[Lines of data]

____________

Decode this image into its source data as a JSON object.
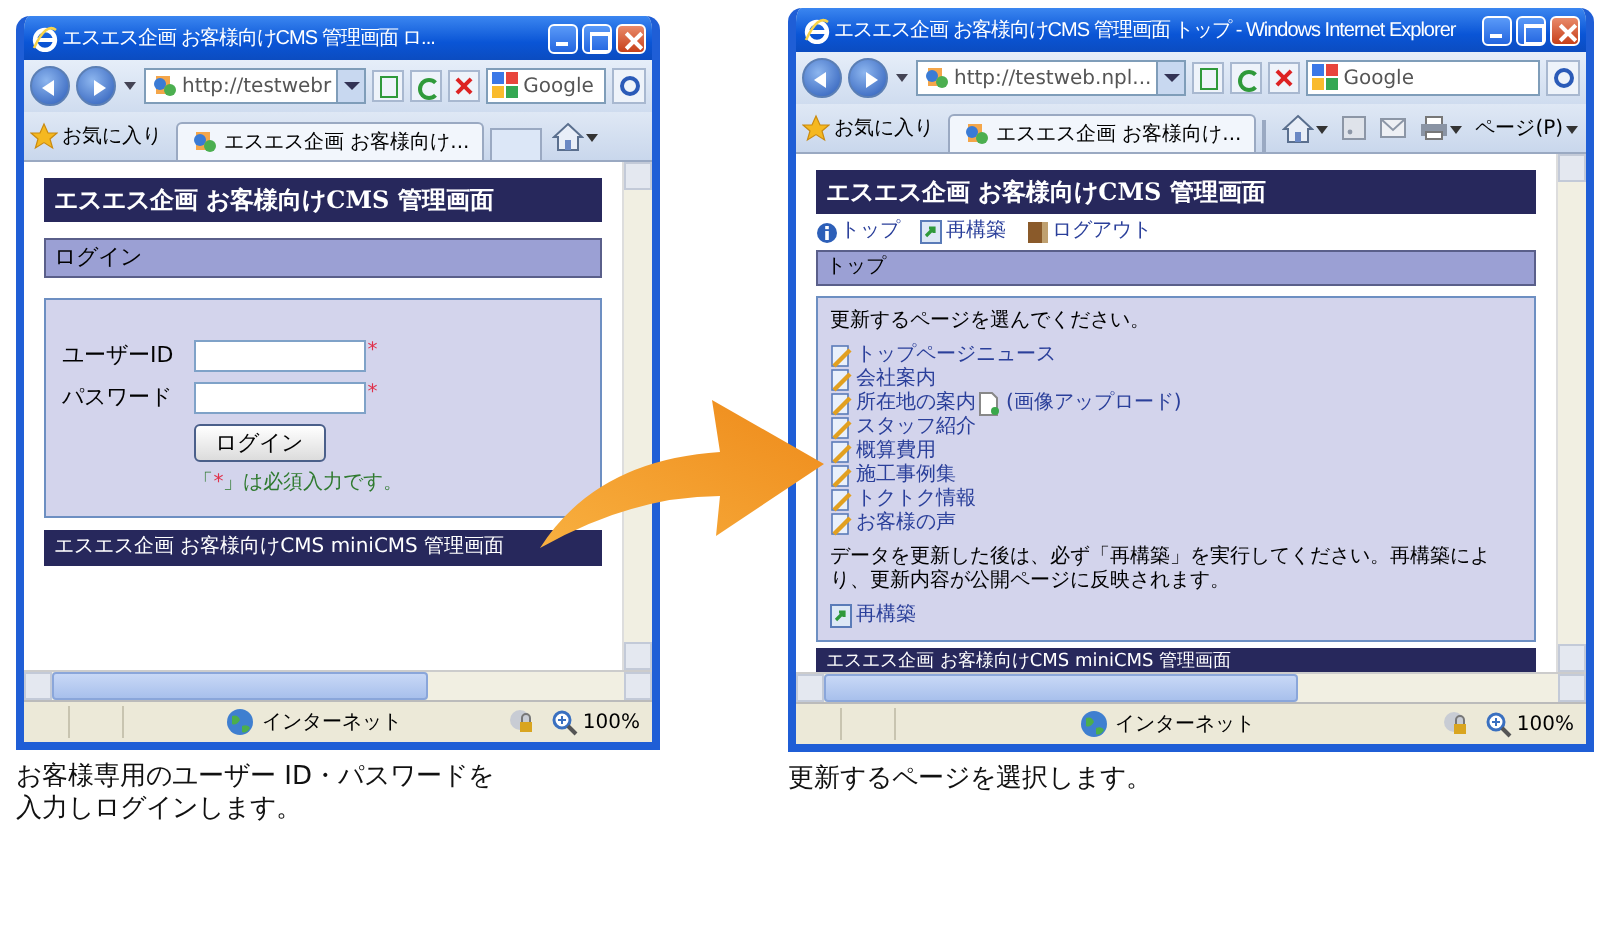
{
  "windows": [
    {
      "title": "エスエス企画 お客様向けCMS 管理画面 ロ...",
      "address": "http://testwebr",
      "search_placeholder": "Google",
      "favorites": "お気に入り",
      "tabs": [
        {
          "label": "エスエス企画 お客様向け...",
          "selected": true
        }
      ],
      "zone": "インターネット",
      "zoom": "100%",
      "page": {
        "kind": "login",
        "header": "エスエス企画 お客様向けCMS 管理画面",
        "section": "ログイン",
        "fields": [
          {
            "label": "ユーザーID",
            "required_mark": "*"
          },
          {
            "label": "パスワード",
            "required_mark": "*"
          }
        ],
        "button": "ログイン",
        "note_parts": [
          "「",
          "*",
          "」は必須入力です。"
        ],
        "footer": "エスエス企画 お客様向けCMS miniCMS 管理画面"
      },
      "caption": [
        "お客様専用のユーザー ID・パスワードを",
        "入力しログインします。"
      ]
    },
    {
      "title": "エスエス企画 お客様向けCMS 管理画面 トップ - Windows Internet Explorer",
      "address": "http://testweb.npl...",
      "search_placeholder": "Google",
      "favorites": "お気に入り",
      "tabs": [
        {
          "label": "エスエス企画 お客様向け...",
          "selected": true
        }
      ],
      "page_menu": "ページ(P)",
      "zone": "インターネット",
      "zoom": "100%",
      "page": {
        "kind": "pages",
        "header": "エスエス企画 お客様向けCMS 管理画面",
        "nav": [
          {
            "label": "トップ",
            "kind": "info"
          },
          {
            "label": "再構築",
            "kind": "rebuild"
          },
          {
            "label": "ログアウト",
            "kind": "door"
          }
        ],
        "section": "トップ",
        "intro": "更新するページを選んでください。",
        "links": [
          {
            "label": "トップページニュース"
          },
          {
            "label": "会社案内"
          },
          {
            "label": "所在地の案内",
            "extra": "(画像アップロード)"
          },
          {
            "label": "スタッフ紹介"
          },
          {
            "label": "概算費用"
          },
          {
            "label": "施工事例集"
          },
          {
            "label": "トクトク情報"
          },
          {
            "label": "お客様の声"
          }
        ],
        "notice": "データを更新した後は、必ず「再構築」を実行してください。再構築により、更新内容が公開ページに反映されます。",
        "rebuild": "再構築",
        "footer": "エスエス企画 お客様向けCMS miniCMS 管理画面"
      },
      "caption": [
        "更新するページを選択します。"
      ]
    }
  ]
}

____________

Description of the task -
Can the entries above be repeated exactly, without their pictures?

Finished answer -
Decode this image into its source data as a JSON object.
{
  "windows": [
    {
      "title": "エスエス企画 お客様向けCMS 管理画面 ロ...",
      "address": "http://testwebr",
      "search_placeholder": "Google",
      "favorites": "お気に入り",
      "tabs": [
        {
          "label": "エスエス企画 お客様向け...",
          "selected": true
        }
      ],
      "zone": "インターネット",
      "zoom": "100%",
      "page": {
        "kind": "login",
        "header": "エスエス企画 お客様向けCMS 管理画面",
        "section": "ログイン",
        "fields": [
          {
            "label": "ユーザーID",
            "required_mark": "*"
          },
          {
            "label": "パスワード",
            "required_mark": "*"
          }
        ],
        "button": "ログイン",
        "note_parts": [
          "「",
          "*",
          "」は必須入力です。"
        ],
        "footer": "エスエス企画 お客様向けCMS miniCMS 管理画面"
      },
      "caption": [
        "お客様専用のユーザー ID・パスワードを",
        "入力しログインします。"
      ]
    },
    {
      "title": "エスエス企画 お客様向けCMS 管理画面 トップ - Windows Internet Explorer",
      "address": "http://testweb.npl...",
      "search_placeholder": "Google",
      "favorites": "お気に入り",
      "tabs": [
        {
          "label": "エスエス企画 お客様向け...",
          "selected": true
        }
      ],
      "page_menu": "ページ(P)",
      "zone": "インターネット",
      "zoom": "100%",
      "page": {
        "kind": "pages",
        "header": "エスエス企画 お客様向けCMS 管理画面",
        "nav": [
          {
            "label": "トップ",
            "kind": "info"
          },
          {
            "label": "再構築",
            "kind": "rebuild"
          },
          {
            "label": "ログアウト",
            "kind": "door"
          }
        ],
        "section": "トップ",
        "intro": "更新するページを選んでください。",
        "links": [
          {
            "label": "トップページニュース"
          },
          {
            "label": "会社案内"
          },
          {
            "label": "所在地の案内",
            "extra": "(画像アップロード)"
          },
          {
            "label": "スタッフ紹介"
          },
          {
            "label": "概算費用"
          },
          {
            "label": "施工事例集"
          },
          {
            "label": "トクトク情報"
          },
          {
            "label": "お客様の声"
          }
        ],
        "notice": "データを更新した後は、必ず「再構築」を実行してください。再構築により、更新内容が公開ページに反映されます。",
        "rebuild": "再構築",
        "footer": "エスエス企画 お客様向けCMS miniCMS 管理画面"
      },
      "caption": [
        "更新するページを選択します。"
      ]
    }
  ]
}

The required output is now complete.